━━ Materials provided ━━
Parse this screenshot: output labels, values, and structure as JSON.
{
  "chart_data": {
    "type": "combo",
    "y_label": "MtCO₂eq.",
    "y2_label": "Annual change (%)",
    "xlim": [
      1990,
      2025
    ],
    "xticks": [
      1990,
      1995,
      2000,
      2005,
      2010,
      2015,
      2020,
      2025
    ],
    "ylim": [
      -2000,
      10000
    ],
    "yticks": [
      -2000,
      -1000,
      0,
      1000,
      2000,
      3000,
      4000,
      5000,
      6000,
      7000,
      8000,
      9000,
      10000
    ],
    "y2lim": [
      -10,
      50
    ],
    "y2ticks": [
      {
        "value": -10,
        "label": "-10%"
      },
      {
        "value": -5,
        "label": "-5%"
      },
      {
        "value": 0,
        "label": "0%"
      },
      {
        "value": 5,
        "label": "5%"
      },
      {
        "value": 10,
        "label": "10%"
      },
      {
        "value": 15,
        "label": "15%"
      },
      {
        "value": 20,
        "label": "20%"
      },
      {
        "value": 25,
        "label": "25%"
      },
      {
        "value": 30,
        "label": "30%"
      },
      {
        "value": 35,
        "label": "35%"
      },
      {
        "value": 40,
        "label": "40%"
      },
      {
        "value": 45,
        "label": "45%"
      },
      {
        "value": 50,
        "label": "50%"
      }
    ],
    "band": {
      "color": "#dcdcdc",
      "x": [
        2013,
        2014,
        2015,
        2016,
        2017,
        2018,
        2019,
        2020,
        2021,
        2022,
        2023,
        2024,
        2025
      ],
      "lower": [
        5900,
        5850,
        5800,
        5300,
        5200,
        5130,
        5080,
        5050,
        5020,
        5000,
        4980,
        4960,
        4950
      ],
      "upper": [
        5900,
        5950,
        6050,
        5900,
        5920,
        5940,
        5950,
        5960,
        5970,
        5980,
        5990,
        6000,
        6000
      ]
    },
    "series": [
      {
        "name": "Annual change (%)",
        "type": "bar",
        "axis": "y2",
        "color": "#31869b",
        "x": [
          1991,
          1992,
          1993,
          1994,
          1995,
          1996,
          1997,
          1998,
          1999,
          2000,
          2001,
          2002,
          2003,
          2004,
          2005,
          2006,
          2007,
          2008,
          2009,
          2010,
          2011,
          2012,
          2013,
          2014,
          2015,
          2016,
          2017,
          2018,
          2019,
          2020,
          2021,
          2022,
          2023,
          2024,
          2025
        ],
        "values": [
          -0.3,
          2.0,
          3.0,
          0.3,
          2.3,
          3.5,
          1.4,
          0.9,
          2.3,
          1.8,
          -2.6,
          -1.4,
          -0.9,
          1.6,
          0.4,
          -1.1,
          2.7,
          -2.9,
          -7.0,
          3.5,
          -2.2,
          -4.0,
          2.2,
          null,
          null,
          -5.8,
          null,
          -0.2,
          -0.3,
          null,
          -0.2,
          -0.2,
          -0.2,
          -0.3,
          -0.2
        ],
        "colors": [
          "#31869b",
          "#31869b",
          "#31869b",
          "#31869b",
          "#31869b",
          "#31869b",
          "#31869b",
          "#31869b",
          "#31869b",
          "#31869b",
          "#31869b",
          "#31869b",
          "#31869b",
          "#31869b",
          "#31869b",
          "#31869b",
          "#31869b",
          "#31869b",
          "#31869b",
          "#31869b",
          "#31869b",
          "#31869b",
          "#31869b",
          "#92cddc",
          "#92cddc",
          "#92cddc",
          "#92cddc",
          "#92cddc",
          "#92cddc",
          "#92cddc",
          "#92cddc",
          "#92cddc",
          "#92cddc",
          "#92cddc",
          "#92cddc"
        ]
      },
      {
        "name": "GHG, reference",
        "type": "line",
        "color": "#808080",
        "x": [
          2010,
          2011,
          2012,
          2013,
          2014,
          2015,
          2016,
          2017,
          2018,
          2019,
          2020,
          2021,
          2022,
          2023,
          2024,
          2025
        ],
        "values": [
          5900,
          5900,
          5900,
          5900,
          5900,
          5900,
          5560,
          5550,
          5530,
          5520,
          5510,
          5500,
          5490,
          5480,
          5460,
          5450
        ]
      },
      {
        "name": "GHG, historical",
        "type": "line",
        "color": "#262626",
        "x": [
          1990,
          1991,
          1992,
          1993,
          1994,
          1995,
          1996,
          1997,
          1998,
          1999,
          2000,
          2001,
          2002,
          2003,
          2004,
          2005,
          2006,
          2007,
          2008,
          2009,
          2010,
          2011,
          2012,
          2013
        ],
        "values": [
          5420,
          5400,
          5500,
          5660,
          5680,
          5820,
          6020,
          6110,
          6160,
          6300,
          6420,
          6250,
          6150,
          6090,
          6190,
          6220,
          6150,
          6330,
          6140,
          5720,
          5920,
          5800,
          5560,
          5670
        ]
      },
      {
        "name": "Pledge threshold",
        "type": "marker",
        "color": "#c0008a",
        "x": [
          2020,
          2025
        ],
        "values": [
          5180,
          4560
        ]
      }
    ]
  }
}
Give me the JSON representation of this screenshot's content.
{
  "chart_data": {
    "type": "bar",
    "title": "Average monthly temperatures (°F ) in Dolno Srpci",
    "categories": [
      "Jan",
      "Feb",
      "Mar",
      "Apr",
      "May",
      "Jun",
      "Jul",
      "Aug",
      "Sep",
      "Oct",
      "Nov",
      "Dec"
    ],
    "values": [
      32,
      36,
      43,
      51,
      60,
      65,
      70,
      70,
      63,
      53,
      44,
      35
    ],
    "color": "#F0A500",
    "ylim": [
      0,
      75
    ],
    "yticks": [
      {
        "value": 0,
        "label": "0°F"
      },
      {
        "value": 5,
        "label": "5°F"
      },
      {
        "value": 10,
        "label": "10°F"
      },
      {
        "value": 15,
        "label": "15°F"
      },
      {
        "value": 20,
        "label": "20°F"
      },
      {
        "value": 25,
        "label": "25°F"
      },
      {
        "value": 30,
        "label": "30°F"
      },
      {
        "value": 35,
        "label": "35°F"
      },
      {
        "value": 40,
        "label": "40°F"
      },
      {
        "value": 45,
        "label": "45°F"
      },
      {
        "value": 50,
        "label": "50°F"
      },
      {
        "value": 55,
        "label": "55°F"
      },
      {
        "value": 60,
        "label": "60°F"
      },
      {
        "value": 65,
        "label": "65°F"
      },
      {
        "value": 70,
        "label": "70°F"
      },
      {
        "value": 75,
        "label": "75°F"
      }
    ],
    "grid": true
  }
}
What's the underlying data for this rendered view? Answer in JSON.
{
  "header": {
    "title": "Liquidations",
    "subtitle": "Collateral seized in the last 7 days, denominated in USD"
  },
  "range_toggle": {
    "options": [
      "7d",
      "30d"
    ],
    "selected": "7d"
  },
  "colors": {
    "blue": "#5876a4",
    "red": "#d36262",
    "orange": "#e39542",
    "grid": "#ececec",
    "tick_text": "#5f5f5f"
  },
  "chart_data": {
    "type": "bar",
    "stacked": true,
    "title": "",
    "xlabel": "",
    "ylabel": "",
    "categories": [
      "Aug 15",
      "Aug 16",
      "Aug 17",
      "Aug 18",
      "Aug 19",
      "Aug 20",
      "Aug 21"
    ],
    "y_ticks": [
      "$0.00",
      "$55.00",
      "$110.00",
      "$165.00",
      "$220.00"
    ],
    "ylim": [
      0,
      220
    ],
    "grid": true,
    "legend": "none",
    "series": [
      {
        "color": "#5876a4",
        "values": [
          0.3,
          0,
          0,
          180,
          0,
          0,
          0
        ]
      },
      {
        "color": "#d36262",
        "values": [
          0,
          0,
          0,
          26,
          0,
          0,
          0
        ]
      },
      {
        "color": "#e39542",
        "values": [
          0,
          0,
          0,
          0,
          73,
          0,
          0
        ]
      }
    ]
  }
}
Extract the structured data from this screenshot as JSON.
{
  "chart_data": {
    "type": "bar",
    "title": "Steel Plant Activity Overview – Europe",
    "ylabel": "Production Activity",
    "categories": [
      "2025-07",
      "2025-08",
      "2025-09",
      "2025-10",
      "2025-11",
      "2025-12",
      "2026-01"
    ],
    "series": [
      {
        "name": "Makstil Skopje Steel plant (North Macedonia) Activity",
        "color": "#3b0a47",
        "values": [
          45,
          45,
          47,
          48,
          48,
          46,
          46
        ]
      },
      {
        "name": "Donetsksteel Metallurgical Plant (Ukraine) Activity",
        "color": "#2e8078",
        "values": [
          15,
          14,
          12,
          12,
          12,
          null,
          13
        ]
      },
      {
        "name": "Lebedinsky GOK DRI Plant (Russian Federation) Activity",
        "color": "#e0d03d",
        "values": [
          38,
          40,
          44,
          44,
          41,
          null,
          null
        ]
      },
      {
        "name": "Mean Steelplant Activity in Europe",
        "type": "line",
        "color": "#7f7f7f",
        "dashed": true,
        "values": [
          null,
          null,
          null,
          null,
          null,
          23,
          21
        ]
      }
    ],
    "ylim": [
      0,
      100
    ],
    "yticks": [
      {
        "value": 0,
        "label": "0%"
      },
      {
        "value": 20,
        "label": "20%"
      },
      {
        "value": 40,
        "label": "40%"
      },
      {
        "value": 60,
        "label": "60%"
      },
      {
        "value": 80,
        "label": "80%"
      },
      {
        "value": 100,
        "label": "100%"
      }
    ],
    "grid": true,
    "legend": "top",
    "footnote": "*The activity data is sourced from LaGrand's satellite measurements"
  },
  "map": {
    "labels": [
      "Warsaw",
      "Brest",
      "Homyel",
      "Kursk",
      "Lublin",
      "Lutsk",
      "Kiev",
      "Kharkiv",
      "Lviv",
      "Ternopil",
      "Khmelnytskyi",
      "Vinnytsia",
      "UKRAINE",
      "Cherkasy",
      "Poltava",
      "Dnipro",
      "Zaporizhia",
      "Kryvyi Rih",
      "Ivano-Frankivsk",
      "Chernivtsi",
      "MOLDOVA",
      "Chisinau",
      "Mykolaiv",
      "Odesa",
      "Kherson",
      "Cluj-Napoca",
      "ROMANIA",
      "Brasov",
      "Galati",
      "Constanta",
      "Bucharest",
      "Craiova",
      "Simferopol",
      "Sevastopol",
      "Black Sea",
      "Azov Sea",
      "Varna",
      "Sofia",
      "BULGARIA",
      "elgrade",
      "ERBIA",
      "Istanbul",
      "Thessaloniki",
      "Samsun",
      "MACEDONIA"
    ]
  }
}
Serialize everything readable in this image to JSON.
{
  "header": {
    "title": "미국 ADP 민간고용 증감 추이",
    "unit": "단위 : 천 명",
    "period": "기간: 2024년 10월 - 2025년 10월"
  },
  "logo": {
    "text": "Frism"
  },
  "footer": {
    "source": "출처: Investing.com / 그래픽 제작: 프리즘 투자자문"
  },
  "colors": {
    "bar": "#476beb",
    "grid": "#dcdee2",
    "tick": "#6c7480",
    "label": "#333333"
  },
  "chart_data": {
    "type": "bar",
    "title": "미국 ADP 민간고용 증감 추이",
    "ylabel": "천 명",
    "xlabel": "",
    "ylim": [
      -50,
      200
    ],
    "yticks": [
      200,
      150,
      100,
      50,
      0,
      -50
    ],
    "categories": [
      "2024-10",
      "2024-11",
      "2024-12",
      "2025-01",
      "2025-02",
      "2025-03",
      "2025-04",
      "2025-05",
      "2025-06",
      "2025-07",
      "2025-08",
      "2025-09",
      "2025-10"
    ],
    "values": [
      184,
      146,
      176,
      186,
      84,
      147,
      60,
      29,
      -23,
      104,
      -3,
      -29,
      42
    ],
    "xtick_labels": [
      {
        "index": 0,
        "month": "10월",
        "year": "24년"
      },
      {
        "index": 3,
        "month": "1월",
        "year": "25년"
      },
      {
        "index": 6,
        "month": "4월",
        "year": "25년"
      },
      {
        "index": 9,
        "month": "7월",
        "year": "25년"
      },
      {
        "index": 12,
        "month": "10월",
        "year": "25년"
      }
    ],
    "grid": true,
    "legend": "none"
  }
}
━━━
Problem =>
Using the entries above, return each line in which the word "Europe" occurs.

Exercise answer =>
    "title": "Steel Plant Activity Overview – Europe",
        "name": "Mean Steelplant Activity in Europe",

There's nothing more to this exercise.